Extract, from the listing that follows, each line containing the word "bottom".

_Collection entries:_
━━━━━━━━

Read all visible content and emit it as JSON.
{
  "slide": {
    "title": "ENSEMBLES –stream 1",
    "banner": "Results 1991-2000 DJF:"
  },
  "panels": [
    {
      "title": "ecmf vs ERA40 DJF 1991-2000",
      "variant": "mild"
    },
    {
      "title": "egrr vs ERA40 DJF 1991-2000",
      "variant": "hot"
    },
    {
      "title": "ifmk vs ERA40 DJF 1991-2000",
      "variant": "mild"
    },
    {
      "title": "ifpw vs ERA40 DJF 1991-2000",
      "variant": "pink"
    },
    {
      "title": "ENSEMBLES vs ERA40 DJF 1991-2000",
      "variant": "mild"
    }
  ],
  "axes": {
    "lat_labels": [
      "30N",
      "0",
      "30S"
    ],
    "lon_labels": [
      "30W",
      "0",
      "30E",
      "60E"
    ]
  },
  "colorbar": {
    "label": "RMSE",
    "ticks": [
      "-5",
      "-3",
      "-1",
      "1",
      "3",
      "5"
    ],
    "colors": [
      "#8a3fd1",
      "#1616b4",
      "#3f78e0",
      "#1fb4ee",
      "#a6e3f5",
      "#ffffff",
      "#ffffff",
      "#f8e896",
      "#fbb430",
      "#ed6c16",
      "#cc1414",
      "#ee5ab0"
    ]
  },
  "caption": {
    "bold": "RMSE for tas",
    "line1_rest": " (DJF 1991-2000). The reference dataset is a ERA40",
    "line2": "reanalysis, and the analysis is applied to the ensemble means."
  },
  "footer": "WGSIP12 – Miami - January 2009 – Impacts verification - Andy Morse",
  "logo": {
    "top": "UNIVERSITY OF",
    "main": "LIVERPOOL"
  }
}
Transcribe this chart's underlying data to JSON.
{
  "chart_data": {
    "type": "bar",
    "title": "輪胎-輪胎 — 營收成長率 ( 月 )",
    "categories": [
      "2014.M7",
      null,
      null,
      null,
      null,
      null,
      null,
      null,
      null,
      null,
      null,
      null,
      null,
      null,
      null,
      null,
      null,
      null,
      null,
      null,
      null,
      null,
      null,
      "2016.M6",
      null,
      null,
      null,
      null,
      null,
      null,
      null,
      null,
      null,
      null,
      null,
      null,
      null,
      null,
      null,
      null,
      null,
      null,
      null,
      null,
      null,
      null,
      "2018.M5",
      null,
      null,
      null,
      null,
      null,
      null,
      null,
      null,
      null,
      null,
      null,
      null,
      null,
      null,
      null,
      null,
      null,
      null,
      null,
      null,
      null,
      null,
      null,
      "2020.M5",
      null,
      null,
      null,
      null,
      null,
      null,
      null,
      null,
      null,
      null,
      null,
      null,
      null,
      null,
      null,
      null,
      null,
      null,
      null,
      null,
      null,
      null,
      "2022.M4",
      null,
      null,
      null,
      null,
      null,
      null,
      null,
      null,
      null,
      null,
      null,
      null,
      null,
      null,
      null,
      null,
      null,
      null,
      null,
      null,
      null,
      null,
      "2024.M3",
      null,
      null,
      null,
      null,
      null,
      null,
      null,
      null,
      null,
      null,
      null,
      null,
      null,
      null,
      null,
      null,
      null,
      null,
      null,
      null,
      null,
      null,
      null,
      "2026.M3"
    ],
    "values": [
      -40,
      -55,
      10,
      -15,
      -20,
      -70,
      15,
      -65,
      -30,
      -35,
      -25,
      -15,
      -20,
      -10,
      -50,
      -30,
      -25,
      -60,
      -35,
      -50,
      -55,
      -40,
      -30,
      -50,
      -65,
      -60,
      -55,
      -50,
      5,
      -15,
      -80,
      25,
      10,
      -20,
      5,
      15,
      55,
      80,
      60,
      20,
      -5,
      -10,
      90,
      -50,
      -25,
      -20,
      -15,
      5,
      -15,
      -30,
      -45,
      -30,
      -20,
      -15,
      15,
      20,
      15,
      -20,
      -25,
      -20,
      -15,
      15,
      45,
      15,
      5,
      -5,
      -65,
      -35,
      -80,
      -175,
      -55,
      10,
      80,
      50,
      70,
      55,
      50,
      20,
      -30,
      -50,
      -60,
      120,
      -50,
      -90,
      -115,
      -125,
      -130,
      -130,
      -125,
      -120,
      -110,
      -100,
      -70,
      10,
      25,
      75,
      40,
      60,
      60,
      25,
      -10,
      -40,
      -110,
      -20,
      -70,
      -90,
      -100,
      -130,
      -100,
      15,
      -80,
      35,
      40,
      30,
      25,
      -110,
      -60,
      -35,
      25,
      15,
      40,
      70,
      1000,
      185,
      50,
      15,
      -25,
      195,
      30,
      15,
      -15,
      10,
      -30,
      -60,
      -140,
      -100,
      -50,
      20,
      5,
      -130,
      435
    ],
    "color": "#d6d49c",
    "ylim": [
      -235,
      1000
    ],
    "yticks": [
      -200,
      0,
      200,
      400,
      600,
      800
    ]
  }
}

━━━━━━━━

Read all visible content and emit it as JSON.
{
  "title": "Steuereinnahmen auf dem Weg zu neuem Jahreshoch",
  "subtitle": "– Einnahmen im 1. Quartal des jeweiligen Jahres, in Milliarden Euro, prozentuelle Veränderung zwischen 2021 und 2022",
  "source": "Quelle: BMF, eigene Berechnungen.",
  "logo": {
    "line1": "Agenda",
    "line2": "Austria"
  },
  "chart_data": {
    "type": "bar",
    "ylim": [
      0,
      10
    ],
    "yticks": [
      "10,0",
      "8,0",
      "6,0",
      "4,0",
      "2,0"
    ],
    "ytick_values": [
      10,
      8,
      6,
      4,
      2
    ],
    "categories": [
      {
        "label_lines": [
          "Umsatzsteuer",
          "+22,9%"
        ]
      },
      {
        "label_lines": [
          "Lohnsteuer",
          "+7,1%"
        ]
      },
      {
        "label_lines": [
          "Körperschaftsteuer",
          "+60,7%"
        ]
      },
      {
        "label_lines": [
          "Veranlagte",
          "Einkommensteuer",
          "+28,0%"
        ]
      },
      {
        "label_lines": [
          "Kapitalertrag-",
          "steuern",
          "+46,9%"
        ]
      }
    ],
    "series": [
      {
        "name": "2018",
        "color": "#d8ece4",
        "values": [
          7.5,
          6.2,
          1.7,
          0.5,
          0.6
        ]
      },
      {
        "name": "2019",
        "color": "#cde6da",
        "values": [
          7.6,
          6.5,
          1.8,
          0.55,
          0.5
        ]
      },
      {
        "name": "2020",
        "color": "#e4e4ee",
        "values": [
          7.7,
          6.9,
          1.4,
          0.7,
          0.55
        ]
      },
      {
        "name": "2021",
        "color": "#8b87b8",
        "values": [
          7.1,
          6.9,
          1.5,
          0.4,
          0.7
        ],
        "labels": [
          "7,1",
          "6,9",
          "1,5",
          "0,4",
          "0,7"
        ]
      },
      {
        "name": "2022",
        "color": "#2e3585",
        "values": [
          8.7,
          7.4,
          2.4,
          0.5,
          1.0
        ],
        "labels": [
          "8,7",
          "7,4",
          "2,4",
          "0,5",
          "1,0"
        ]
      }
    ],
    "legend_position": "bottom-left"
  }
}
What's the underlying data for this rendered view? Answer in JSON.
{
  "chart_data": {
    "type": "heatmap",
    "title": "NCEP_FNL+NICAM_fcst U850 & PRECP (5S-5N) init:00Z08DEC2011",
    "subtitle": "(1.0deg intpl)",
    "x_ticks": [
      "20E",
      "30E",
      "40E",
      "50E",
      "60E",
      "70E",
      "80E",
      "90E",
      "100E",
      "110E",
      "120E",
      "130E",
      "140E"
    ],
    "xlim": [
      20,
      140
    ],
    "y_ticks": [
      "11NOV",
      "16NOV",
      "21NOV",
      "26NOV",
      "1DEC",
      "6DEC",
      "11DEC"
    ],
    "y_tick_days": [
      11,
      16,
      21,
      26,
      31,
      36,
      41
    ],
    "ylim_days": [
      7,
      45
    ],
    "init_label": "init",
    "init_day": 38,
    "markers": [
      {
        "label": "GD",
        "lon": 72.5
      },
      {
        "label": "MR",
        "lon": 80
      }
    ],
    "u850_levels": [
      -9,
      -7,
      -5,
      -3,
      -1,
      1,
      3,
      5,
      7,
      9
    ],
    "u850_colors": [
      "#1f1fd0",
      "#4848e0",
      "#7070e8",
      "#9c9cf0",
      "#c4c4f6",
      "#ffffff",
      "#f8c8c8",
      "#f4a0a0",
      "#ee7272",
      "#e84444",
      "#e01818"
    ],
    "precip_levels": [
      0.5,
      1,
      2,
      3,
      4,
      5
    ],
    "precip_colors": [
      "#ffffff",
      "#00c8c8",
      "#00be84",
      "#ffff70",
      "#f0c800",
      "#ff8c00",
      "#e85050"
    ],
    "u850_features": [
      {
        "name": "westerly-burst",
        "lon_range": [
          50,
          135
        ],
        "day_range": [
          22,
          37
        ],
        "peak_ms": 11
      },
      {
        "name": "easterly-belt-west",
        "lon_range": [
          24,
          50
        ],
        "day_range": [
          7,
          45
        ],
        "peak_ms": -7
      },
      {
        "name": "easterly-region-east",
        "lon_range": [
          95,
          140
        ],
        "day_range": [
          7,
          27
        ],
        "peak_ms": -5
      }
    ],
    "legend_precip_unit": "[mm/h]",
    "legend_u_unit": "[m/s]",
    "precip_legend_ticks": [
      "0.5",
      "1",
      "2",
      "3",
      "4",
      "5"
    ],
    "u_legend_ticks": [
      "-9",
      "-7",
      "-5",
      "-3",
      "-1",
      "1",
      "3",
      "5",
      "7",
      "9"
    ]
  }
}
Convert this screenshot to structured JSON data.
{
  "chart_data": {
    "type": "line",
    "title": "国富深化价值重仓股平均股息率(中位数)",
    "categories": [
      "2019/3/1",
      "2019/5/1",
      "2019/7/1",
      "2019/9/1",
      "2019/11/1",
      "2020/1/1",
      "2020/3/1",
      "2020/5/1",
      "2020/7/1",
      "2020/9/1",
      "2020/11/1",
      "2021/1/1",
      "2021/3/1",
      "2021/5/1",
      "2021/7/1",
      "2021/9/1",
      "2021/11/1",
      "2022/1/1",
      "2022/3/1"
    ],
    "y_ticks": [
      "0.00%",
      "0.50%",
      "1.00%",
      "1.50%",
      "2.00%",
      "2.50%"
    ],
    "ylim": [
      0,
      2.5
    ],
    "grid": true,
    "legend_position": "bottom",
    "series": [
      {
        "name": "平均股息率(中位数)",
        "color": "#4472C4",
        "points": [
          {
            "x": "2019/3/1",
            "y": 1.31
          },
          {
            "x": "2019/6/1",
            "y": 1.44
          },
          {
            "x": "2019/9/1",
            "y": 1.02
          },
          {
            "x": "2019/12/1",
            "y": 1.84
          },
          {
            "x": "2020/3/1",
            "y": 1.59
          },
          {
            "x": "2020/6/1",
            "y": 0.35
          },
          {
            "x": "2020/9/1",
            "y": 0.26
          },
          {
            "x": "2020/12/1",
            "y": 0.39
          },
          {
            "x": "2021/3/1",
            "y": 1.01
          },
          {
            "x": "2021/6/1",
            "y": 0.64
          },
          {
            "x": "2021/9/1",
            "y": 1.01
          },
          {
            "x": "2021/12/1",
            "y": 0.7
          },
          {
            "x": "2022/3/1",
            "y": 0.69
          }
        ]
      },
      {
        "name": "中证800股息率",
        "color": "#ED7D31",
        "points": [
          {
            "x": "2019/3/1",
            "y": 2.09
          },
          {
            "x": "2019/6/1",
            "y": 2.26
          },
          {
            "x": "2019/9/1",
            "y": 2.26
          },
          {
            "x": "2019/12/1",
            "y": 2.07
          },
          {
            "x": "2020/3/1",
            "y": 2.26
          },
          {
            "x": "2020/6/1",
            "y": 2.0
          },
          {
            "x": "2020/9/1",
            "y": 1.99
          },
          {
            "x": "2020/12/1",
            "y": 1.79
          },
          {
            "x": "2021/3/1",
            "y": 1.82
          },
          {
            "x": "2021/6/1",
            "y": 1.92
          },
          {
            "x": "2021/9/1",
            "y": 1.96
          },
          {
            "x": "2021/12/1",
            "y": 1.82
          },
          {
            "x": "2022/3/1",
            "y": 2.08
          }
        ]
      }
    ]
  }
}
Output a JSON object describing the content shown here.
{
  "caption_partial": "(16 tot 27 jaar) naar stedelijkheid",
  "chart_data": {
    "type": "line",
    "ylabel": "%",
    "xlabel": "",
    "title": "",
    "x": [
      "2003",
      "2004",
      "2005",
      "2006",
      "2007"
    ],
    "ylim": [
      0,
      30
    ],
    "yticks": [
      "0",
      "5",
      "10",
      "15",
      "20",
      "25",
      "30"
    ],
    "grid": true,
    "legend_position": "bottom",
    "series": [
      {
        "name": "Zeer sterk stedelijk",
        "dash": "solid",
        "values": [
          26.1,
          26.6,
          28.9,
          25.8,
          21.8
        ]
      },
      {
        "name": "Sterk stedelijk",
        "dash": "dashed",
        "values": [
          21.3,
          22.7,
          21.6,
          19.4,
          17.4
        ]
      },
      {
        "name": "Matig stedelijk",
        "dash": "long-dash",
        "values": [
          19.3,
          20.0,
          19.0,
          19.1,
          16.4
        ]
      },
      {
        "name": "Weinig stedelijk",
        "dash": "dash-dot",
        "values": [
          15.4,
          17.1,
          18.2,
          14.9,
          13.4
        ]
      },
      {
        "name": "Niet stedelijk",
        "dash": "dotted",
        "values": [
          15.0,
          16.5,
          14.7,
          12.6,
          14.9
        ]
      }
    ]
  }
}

━━━━━━━━

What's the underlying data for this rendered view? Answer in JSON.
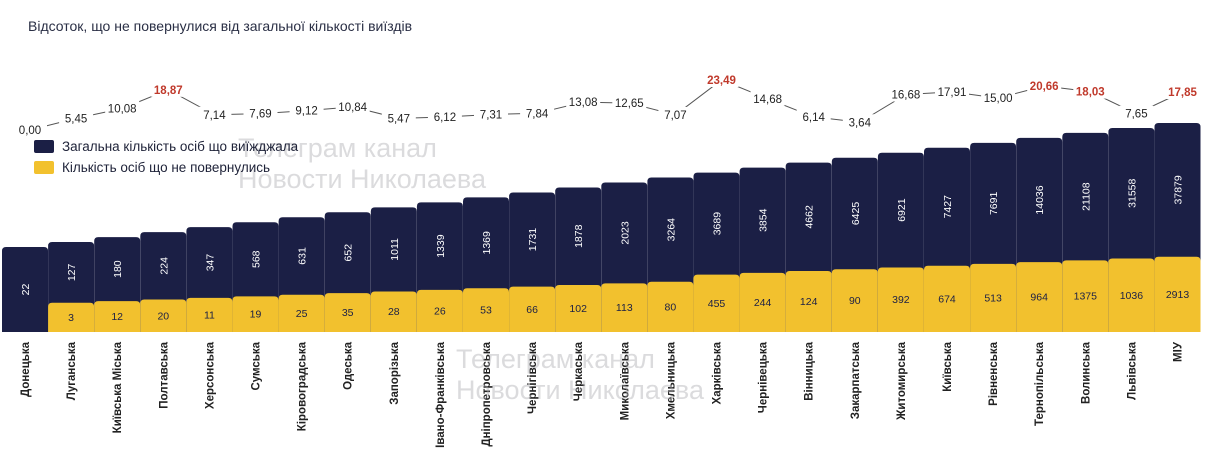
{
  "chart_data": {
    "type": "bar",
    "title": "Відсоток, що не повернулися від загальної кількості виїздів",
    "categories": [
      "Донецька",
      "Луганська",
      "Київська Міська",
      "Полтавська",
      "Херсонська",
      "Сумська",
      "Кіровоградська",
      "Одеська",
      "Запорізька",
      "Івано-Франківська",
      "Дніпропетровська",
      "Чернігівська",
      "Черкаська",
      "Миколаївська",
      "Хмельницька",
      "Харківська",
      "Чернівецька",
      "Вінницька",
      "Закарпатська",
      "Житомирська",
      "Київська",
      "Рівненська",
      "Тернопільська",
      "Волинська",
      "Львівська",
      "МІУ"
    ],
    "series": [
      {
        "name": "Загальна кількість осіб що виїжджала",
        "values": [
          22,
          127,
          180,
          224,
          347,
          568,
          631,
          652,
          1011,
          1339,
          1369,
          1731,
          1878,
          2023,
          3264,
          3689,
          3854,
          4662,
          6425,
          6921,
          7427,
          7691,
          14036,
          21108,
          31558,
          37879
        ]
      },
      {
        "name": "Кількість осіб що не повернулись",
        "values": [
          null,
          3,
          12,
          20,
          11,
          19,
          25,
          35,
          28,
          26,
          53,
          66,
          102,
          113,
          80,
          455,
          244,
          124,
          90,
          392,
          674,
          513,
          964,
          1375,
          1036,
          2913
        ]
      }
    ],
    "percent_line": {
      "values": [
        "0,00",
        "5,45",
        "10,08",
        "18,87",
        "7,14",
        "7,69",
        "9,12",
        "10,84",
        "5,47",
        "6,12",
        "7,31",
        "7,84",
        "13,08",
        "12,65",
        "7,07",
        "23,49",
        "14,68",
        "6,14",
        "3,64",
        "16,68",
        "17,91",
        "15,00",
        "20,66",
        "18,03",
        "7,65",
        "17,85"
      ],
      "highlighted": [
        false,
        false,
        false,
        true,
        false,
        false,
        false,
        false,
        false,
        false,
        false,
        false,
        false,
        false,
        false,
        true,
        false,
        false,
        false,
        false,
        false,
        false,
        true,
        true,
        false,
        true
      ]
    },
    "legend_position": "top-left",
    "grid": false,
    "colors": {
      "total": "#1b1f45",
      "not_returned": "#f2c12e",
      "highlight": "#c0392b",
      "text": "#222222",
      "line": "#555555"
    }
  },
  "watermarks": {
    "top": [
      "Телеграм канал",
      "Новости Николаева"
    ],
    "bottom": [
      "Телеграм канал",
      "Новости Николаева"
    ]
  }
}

━━━━━━━━

_Response to the exercise:_
    "legend_position": "bottom-left"
    "legend_position": "bottom",
    "legend_position": "bottom",
    "bottom": [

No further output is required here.